→ **PROBLEM STATEMENT**
Pick out every line of the entries below where "Google" occurs, and copy those lines.

→ **DATA PROVIDED**
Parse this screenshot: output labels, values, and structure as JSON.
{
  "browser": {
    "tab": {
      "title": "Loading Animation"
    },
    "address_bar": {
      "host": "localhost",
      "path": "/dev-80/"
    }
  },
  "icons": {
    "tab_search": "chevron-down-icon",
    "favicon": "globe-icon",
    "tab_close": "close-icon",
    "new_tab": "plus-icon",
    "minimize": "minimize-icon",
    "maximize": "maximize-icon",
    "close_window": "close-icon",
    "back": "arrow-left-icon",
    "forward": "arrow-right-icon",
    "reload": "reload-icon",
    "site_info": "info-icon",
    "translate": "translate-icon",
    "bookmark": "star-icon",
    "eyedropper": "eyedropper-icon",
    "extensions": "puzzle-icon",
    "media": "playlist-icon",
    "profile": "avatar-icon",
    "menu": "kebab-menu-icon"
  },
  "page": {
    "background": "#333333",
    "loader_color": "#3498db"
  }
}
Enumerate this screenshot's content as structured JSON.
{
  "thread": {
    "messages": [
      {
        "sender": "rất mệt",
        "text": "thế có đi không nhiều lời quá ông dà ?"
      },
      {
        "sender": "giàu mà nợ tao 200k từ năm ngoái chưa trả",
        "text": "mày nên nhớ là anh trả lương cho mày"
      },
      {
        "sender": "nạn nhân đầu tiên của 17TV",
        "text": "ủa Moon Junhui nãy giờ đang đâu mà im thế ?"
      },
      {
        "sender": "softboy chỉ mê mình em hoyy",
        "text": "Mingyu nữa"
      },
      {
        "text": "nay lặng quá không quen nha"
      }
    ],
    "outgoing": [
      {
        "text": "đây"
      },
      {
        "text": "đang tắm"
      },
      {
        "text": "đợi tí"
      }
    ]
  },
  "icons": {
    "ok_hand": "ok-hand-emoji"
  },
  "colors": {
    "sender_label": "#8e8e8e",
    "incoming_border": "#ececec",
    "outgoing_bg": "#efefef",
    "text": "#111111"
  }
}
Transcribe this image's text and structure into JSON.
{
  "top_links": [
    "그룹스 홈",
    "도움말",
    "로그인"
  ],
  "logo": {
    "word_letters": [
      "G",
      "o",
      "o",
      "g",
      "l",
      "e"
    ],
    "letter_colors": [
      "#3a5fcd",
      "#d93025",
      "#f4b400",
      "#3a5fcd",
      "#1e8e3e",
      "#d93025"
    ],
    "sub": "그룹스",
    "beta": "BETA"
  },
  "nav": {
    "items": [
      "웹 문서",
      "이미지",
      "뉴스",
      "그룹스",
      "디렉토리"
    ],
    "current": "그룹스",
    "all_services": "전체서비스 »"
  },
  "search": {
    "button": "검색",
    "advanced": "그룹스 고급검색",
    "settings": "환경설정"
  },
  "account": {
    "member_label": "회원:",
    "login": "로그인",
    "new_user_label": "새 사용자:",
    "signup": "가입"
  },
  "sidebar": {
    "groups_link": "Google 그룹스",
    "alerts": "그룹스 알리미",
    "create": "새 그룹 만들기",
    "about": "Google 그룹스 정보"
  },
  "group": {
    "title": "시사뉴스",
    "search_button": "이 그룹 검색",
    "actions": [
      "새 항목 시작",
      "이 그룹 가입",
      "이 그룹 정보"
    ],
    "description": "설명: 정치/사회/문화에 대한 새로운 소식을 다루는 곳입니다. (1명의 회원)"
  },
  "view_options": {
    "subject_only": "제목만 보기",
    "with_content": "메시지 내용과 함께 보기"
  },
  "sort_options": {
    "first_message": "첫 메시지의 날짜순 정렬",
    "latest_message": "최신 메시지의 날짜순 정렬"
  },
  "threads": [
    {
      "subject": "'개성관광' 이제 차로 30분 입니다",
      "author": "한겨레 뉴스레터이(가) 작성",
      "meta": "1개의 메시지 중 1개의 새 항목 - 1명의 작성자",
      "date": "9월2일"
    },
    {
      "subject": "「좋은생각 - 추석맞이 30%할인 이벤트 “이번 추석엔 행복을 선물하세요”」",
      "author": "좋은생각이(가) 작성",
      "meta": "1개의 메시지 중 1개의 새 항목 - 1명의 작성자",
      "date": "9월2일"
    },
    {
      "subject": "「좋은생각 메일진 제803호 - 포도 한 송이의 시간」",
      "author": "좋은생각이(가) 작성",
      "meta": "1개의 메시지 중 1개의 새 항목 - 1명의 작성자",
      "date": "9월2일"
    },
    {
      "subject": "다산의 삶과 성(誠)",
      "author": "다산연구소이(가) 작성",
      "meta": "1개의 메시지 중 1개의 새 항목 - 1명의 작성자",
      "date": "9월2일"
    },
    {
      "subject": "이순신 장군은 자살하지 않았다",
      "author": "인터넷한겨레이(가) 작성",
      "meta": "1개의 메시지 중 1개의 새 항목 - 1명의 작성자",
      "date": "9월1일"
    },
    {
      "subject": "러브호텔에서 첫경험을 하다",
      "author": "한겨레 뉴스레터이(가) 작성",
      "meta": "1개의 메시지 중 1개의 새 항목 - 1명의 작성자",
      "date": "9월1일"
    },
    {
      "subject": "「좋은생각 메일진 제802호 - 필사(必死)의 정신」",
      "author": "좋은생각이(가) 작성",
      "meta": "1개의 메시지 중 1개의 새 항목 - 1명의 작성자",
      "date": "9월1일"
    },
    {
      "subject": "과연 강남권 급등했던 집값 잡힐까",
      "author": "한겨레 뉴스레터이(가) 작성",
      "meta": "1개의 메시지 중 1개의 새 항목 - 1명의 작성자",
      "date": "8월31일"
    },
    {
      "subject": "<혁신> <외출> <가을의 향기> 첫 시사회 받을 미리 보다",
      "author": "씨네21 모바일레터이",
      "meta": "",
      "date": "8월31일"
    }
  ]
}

→ **THE SOLUTION**
    "groups_link": "Google 그룹스",
    "about": "Google 그룹스 정보"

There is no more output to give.